§ **The request**
Below is a block of records; reproduce all of them exactly and leave out any pictures.
── Information given ──
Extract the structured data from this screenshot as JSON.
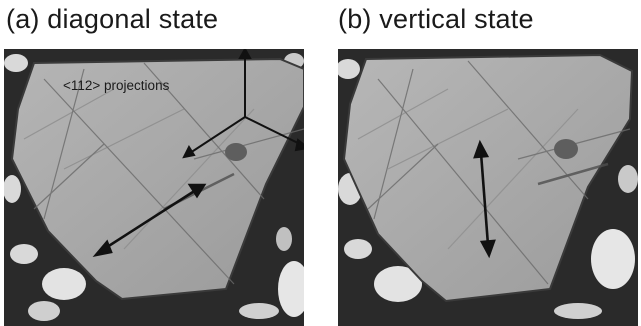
{
  "panels": [
    {
      "label": "(a) diagonal state"
    },
    {
      "label": "(b) vertical state"
    }
  ],
  "annotation": "<112> projections",
  "colors": {
    "crystal": "#a3a3a3",
    "crystal_light": "#b4b4b4",
    "background_dark": "#252525",
    "grain_light": "#d8d8d8",
    "line": "#111111"
  },
  "icons": [
    "double-headed-arrow",
    "three-axis-star"
  ]
}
───
§ **The output**
Extract the structured data from this screenshot as JSON.
{
  "panels": [
    {
      "label": "(a) diagonal state"
    },
    {
      "label": "(b) vertical state"
    }
  ],
  "annotation": "<112> projections",
  "colors": {
    "crystal": "#a3a3a3",
    "crystal_light": "#b4b4b4",
    "background_dark": "#252525",
    "grain_light": "#d8d8d8",
    "line": "#111111"
  },
  "icons": [
    "double-headed-arrow",
    "three-axis-star"
  ]
}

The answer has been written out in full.